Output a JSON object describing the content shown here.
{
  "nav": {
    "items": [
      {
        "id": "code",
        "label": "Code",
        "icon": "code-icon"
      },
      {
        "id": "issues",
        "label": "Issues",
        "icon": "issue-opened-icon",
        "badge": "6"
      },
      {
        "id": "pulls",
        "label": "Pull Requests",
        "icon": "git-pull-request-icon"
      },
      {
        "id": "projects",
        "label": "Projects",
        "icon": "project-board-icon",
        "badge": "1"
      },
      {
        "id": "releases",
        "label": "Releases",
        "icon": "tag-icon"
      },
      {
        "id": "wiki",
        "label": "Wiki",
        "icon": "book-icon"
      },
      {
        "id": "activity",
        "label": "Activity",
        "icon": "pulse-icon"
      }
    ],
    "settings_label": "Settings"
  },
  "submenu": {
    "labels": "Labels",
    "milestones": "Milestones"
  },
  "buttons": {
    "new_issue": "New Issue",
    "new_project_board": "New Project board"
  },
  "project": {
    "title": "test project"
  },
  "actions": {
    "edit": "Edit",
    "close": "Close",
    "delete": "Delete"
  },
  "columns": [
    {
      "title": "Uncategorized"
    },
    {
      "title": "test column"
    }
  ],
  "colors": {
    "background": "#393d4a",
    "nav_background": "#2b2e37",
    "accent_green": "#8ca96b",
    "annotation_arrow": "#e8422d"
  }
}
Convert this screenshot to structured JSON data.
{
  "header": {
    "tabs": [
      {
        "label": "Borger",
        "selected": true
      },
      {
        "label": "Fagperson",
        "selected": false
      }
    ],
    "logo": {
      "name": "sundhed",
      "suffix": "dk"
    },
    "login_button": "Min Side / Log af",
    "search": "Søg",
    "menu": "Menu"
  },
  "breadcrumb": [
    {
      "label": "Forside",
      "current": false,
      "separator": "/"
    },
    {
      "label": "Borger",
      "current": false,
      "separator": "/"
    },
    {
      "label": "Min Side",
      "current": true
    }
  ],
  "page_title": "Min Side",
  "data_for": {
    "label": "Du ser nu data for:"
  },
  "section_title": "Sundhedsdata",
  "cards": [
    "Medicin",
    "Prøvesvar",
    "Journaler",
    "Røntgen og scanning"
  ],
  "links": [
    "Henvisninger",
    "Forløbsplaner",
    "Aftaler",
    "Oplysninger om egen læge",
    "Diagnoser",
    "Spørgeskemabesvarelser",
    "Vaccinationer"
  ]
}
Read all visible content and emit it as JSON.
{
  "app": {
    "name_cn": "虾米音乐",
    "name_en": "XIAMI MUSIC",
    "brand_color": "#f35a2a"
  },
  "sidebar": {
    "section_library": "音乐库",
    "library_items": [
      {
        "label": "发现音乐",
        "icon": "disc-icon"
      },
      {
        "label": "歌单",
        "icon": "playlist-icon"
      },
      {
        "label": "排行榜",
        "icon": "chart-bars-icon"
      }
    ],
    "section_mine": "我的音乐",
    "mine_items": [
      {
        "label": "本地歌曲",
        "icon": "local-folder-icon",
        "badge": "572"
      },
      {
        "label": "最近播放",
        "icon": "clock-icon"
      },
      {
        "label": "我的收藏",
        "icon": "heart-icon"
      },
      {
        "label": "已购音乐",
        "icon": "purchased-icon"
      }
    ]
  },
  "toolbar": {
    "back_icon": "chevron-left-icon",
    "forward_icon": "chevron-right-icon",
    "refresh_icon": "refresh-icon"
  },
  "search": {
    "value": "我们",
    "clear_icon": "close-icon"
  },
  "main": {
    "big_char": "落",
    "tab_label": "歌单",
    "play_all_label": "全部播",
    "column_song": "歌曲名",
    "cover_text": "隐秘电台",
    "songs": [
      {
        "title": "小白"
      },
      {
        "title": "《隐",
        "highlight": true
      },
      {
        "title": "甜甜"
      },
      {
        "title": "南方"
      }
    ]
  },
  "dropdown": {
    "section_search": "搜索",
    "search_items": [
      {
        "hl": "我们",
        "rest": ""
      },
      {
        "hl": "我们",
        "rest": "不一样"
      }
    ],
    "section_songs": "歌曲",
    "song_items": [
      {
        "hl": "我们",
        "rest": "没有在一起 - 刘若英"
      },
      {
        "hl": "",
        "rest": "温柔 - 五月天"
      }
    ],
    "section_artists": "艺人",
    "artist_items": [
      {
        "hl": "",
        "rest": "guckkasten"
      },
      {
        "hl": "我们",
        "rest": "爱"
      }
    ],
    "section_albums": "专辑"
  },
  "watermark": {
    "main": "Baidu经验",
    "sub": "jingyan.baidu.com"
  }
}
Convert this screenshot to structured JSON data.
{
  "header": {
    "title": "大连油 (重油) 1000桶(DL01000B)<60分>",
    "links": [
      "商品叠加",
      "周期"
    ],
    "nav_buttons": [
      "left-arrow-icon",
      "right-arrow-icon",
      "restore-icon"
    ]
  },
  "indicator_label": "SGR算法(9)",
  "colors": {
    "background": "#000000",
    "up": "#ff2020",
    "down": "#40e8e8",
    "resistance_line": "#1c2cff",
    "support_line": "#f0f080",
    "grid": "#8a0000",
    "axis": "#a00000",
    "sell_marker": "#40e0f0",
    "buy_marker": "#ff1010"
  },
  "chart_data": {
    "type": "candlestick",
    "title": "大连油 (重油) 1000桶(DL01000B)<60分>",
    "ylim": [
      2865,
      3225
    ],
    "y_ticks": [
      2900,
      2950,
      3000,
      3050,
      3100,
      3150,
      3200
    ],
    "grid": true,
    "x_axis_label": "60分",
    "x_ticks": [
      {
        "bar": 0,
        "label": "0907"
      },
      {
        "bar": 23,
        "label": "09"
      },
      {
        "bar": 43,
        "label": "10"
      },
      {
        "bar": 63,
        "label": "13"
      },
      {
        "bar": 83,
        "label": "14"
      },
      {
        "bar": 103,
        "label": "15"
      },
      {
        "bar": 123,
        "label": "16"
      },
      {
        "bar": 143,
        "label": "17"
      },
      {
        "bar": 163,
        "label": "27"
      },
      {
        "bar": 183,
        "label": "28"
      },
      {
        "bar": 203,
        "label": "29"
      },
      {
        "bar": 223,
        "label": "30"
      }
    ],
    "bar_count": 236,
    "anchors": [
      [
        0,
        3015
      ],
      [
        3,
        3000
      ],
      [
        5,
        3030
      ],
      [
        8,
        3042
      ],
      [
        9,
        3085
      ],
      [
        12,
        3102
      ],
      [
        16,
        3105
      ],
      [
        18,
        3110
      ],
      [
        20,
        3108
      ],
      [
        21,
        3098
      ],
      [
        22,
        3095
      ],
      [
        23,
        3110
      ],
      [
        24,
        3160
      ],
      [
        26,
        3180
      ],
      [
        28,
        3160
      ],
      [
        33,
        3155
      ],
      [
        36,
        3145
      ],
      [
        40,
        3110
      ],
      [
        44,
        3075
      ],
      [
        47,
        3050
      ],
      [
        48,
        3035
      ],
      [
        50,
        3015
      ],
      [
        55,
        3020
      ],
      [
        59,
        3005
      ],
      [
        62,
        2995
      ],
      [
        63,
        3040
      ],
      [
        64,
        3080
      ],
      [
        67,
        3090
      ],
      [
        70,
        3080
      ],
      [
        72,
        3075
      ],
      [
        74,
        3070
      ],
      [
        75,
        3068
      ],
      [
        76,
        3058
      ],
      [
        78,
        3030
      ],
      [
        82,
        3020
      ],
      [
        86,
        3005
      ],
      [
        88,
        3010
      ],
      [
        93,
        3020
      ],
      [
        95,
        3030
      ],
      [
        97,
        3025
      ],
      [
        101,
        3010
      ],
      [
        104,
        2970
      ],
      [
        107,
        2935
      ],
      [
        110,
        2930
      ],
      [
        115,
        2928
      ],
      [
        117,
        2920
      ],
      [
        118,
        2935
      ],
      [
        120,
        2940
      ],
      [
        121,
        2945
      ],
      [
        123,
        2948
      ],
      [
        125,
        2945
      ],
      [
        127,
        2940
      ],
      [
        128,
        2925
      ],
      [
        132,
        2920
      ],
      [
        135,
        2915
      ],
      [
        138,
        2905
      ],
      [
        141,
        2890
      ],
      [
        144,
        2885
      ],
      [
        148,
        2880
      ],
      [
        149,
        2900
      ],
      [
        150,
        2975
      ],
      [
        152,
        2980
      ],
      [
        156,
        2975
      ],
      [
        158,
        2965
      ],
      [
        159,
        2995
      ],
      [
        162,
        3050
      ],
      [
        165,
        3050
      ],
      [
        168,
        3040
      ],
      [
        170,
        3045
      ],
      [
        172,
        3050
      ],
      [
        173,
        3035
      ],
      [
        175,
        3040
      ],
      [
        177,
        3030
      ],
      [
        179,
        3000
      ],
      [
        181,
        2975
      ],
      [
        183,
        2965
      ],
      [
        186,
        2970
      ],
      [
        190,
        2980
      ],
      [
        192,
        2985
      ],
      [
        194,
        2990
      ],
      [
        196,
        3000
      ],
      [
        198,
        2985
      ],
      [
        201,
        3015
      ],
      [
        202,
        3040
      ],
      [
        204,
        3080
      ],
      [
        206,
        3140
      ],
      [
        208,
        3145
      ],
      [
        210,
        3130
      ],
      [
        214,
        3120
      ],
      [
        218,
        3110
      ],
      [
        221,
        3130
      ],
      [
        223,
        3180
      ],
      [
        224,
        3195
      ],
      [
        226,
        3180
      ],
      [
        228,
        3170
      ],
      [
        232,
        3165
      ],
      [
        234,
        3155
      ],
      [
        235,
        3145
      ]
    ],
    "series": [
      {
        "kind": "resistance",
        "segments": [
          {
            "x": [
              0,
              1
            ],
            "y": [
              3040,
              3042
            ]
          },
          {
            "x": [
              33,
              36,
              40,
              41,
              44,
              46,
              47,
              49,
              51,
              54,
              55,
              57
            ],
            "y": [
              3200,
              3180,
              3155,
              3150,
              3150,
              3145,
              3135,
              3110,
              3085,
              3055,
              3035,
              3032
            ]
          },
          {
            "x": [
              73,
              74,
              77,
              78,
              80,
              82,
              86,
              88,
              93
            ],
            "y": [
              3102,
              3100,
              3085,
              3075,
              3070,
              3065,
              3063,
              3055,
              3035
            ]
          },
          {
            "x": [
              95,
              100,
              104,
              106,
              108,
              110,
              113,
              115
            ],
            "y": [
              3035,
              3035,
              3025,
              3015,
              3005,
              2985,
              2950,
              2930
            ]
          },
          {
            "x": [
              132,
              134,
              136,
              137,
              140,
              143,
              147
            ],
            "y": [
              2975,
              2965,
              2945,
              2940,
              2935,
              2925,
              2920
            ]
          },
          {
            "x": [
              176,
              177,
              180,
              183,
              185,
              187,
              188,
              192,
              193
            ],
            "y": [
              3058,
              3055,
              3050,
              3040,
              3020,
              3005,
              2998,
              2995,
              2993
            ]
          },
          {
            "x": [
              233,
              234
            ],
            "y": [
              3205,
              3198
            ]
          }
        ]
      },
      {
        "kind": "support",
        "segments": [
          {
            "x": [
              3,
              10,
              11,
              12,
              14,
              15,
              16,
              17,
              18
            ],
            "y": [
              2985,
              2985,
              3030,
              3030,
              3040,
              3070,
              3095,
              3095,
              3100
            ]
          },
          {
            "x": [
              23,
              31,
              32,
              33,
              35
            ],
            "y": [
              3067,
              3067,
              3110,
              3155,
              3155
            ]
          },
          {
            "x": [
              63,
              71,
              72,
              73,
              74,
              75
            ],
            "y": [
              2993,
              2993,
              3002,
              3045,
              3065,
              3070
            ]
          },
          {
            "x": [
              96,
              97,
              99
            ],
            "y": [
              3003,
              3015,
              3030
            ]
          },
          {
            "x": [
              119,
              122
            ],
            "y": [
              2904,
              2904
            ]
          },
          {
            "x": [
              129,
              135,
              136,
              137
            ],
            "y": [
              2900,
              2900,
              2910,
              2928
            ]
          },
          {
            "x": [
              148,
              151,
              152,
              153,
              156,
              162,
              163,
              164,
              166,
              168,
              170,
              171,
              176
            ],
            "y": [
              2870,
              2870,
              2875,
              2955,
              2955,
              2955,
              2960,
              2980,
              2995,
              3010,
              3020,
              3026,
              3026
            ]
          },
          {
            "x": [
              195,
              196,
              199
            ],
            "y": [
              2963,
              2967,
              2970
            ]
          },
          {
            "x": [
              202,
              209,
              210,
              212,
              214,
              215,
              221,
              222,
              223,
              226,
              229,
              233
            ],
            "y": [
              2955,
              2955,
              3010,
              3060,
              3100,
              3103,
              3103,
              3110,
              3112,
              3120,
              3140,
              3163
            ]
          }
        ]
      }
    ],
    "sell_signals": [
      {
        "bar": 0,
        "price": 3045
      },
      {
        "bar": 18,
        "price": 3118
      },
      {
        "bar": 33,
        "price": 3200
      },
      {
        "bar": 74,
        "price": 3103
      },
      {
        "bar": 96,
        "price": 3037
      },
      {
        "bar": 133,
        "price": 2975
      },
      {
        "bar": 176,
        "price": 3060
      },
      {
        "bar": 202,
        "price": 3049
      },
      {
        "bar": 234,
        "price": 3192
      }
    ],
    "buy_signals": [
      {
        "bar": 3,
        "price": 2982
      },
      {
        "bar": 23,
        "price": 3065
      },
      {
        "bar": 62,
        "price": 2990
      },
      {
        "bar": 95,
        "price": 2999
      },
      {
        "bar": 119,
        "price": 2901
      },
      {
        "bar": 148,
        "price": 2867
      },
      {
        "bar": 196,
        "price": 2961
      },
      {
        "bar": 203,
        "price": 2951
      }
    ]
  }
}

○ ○ ○ ○ ○

● Task description
Check every line for "right" and show the ones that have it.

● Solved problem
    "forward_icon": "chevron-right-icon",
      "right-arrow-icon",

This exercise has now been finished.